• TASK:
Take each line that has the word "start" and return it.

• Extracted data entries:

——————

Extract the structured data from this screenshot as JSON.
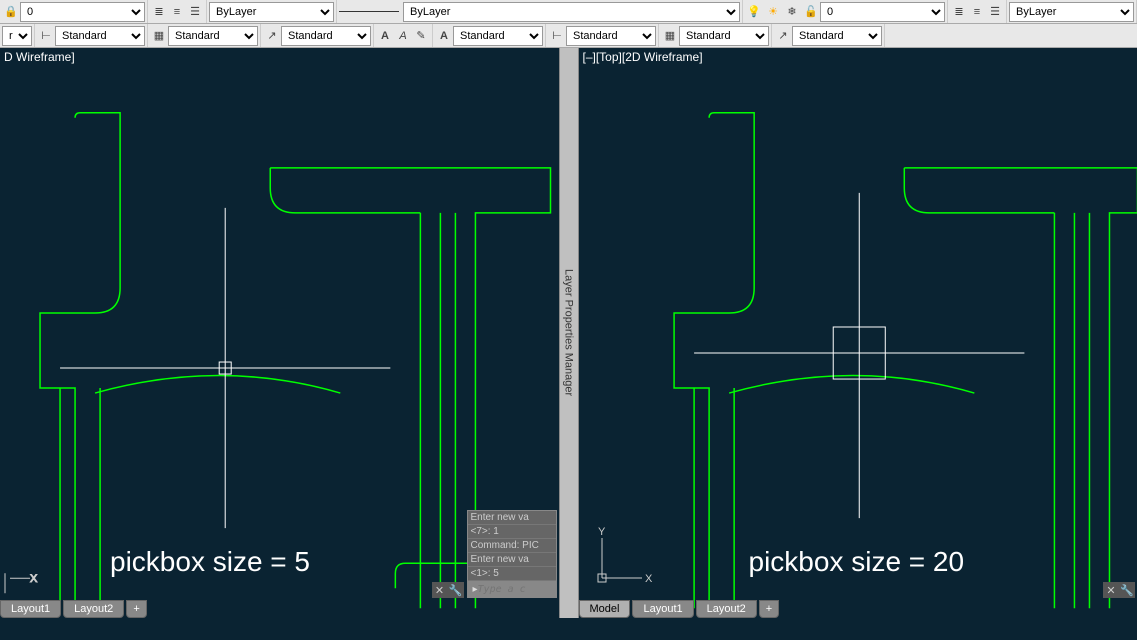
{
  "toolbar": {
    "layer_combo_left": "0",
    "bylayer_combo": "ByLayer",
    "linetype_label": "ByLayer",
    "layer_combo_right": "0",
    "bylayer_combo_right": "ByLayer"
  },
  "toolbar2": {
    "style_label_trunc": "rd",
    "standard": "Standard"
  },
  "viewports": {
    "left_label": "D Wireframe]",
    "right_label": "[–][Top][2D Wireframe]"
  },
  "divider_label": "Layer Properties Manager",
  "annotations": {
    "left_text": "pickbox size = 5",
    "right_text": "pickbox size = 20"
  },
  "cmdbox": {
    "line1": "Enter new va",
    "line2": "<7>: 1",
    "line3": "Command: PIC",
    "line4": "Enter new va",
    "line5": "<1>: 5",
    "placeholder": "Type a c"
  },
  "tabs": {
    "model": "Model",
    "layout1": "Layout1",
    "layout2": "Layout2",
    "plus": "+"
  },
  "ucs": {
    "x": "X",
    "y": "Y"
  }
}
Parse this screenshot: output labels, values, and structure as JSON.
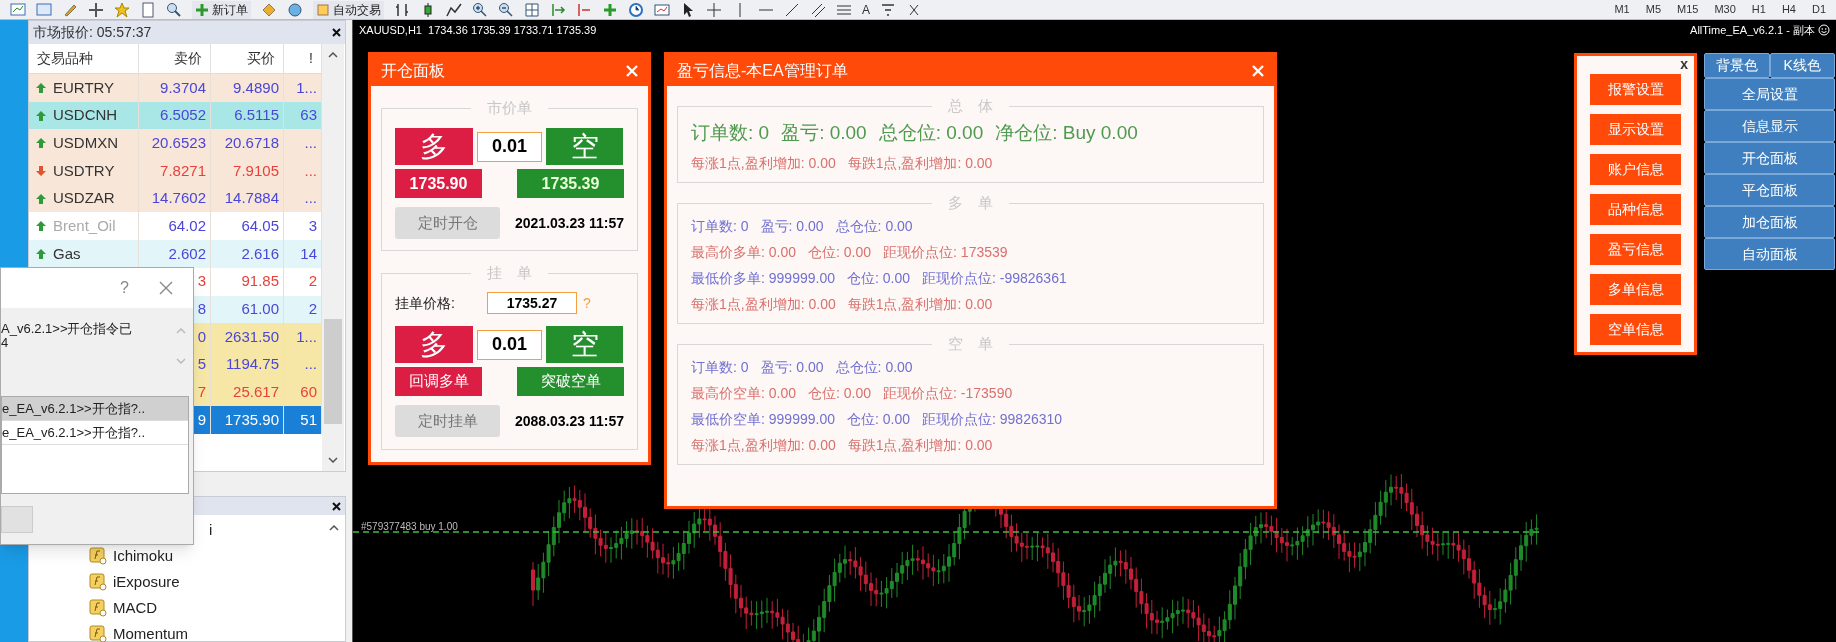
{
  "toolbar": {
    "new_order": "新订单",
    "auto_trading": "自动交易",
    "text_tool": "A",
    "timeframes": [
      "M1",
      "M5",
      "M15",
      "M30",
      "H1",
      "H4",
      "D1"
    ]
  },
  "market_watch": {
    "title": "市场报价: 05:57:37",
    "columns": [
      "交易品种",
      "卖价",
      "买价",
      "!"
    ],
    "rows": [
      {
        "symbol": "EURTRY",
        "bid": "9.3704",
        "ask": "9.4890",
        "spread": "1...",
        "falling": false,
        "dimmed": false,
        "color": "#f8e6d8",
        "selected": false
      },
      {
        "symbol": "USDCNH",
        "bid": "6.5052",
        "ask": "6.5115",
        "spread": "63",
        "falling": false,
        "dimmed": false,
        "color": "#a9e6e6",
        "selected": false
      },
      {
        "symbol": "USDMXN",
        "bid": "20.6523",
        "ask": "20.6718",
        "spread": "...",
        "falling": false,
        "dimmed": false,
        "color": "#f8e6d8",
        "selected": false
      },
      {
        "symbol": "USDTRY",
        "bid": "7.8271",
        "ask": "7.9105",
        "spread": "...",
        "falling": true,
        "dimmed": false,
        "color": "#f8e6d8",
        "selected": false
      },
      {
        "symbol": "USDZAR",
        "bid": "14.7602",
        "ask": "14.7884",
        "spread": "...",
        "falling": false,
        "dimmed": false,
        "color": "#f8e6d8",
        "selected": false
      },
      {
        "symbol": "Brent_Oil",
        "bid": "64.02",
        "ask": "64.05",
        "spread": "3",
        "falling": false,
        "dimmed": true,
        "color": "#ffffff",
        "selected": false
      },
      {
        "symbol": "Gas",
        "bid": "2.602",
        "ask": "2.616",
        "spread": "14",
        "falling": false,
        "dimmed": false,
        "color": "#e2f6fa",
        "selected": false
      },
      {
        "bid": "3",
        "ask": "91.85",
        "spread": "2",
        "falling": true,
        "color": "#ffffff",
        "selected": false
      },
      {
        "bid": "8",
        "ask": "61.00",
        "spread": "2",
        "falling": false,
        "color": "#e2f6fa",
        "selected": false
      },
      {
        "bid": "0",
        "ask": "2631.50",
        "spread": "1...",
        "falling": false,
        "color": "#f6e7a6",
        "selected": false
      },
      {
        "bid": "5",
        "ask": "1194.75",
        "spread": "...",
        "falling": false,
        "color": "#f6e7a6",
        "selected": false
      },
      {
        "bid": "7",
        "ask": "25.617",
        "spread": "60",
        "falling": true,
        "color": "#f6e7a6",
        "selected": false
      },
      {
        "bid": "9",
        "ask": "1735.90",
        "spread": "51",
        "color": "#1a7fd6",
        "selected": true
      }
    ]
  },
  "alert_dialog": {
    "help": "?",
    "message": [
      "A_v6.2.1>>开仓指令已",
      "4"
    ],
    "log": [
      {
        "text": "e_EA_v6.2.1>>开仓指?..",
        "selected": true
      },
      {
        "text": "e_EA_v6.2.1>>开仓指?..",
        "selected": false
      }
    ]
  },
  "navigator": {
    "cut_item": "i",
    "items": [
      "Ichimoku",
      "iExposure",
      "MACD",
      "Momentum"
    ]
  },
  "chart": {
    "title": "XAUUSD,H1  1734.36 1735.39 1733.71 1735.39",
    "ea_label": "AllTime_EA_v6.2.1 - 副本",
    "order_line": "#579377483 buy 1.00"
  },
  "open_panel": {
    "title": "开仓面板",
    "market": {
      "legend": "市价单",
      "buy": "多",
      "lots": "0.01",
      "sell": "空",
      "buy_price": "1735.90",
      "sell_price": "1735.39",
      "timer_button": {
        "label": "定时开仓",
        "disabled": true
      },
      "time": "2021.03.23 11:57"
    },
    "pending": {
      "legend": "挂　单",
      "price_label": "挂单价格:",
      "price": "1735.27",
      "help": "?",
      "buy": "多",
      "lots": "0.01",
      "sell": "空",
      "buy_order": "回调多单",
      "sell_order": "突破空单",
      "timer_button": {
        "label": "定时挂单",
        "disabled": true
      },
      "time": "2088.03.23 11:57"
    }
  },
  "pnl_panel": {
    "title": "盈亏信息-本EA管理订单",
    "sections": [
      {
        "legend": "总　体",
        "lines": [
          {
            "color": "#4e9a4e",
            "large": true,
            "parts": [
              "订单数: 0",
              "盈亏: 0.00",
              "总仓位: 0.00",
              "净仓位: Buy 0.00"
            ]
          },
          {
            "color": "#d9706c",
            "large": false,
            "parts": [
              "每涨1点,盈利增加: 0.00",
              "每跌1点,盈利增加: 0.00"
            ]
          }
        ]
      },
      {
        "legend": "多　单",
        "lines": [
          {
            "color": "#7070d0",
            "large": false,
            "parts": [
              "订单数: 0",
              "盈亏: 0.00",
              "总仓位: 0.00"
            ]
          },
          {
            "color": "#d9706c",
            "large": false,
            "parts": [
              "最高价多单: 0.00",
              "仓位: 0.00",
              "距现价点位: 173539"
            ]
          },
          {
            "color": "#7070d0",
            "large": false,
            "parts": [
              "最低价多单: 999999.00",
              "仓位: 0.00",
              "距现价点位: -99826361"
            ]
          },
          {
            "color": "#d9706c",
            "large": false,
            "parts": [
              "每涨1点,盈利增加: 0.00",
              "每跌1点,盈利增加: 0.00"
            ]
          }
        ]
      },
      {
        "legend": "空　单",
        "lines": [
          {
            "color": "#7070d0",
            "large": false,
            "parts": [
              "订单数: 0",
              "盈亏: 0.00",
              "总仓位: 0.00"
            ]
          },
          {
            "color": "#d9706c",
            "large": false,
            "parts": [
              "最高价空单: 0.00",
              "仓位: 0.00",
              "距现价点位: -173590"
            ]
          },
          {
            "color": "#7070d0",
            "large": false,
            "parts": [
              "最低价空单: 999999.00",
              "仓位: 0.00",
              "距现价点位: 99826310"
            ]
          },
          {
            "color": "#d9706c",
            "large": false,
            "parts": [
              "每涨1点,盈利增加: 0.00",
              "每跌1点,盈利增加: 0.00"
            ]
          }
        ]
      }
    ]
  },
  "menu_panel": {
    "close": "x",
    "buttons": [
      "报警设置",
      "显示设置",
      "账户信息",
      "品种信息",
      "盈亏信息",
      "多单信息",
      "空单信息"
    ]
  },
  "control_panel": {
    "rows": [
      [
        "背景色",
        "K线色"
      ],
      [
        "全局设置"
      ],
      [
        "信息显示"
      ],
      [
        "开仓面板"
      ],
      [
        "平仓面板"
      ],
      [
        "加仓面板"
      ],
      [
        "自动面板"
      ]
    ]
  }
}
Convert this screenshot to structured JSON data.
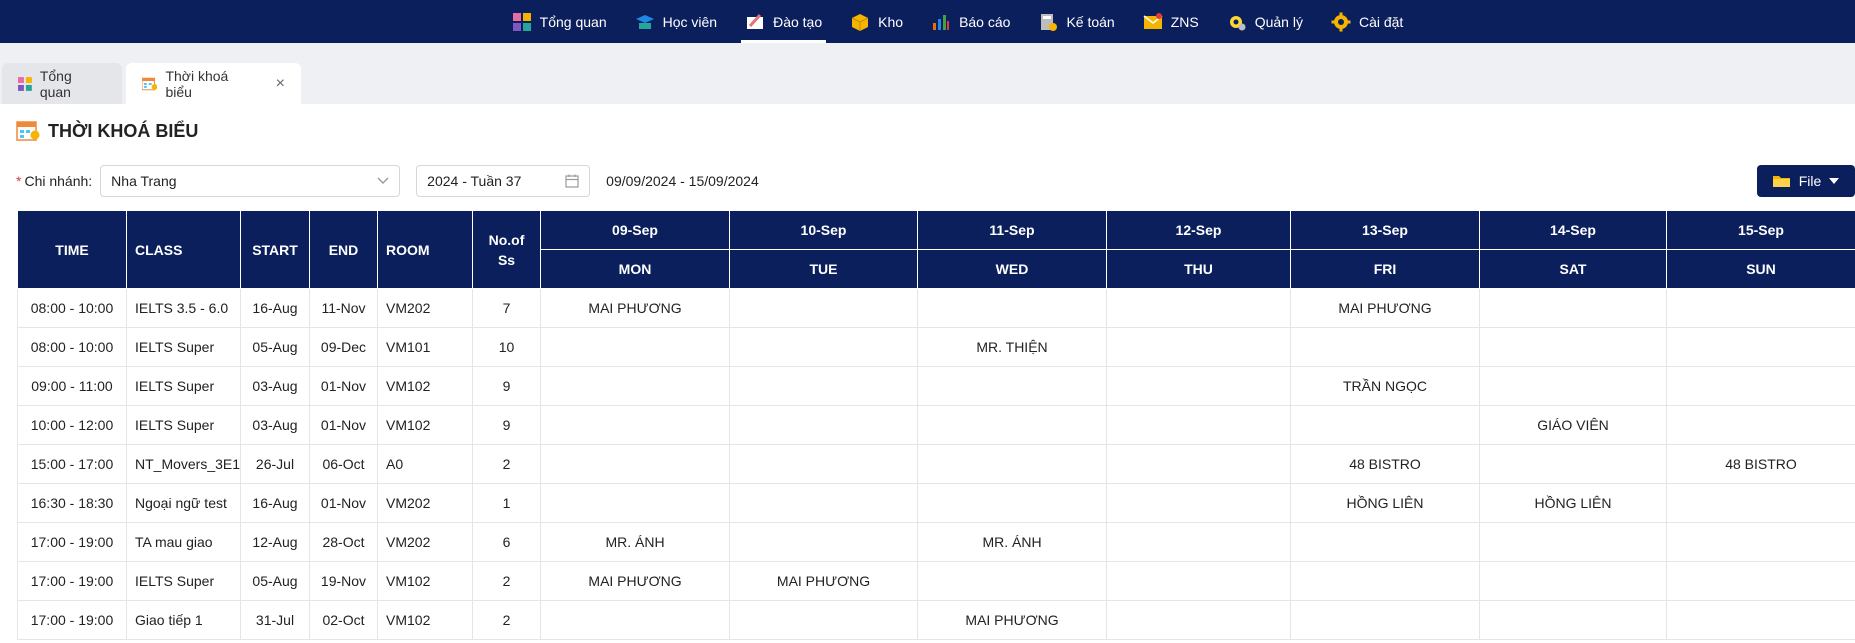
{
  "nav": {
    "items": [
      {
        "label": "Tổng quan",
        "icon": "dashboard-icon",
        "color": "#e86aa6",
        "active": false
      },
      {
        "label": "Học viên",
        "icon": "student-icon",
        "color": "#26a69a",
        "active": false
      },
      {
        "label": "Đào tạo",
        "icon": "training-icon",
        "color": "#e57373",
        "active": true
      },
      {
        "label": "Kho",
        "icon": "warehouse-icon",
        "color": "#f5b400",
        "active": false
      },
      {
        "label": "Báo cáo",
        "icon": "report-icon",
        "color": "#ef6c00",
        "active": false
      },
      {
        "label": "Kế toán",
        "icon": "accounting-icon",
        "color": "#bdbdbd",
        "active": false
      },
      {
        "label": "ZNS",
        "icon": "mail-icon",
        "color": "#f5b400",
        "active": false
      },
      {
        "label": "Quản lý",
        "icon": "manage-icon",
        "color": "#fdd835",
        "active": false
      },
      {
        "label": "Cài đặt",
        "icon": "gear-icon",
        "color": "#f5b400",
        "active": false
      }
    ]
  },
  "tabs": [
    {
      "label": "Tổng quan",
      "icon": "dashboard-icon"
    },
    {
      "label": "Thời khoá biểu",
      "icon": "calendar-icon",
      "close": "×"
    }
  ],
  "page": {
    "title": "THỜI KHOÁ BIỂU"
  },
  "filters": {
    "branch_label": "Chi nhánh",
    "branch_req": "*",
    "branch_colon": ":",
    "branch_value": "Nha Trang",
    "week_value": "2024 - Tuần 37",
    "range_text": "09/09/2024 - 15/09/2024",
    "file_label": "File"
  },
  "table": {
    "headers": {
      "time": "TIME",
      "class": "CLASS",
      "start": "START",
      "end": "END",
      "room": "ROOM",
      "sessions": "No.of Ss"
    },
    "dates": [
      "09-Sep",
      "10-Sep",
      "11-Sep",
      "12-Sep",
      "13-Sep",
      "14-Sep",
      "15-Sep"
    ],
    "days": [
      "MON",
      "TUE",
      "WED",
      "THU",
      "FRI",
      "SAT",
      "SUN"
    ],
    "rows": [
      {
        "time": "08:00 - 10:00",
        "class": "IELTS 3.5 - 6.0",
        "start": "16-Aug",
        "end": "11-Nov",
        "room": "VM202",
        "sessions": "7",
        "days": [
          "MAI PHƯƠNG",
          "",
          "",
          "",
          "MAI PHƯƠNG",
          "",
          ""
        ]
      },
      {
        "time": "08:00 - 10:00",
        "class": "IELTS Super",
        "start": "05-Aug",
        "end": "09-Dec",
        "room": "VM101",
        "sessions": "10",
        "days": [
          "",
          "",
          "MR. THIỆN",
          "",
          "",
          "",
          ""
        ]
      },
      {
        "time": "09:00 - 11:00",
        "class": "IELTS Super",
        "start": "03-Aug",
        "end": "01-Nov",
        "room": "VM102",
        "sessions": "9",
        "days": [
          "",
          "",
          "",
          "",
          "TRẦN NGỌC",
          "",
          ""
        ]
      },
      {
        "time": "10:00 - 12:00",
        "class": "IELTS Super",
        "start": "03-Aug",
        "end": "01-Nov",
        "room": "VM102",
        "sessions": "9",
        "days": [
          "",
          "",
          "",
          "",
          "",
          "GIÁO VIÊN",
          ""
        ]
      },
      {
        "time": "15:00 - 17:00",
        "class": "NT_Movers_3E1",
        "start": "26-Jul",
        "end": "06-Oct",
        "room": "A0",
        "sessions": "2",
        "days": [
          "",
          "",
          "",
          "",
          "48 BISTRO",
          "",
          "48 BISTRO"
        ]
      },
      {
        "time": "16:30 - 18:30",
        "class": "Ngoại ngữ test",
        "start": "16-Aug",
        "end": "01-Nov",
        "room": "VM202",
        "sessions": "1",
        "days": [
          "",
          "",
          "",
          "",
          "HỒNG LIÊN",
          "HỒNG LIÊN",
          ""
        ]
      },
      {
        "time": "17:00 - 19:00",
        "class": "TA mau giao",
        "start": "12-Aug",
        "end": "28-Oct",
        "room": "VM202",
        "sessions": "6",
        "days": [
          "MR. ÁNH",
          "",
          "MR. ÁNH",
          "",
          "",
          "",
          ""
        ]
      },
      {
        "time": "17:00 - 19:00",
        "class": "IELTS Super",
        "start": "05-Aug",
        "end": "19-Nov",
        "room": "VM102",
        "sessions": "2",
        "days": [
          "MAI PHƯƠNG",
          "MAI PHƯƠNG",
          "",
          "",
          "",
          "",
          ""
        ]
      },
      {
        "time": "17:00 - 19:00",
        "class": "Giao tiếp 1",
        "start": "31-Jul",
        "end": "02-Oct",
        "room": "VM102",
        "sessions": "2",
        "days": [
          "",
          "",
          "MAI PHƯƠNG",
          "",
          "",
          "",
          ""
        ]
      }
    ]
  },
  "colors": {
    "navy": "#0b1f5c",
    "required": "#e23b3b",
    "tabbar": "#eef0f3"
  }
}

——————

• RESULT OF THIS EXERCISE:
      "start": "START",
        "start": "16-Aug",
        "start": "05-Aug",
        "start": "03-Aug",
        "start": "03-Aug",
        "start": "26-Jul",
        "start": "16-Aug",
        "start": "12-Aug",
        "start": "05-Aug",
        "start": "31-Jul",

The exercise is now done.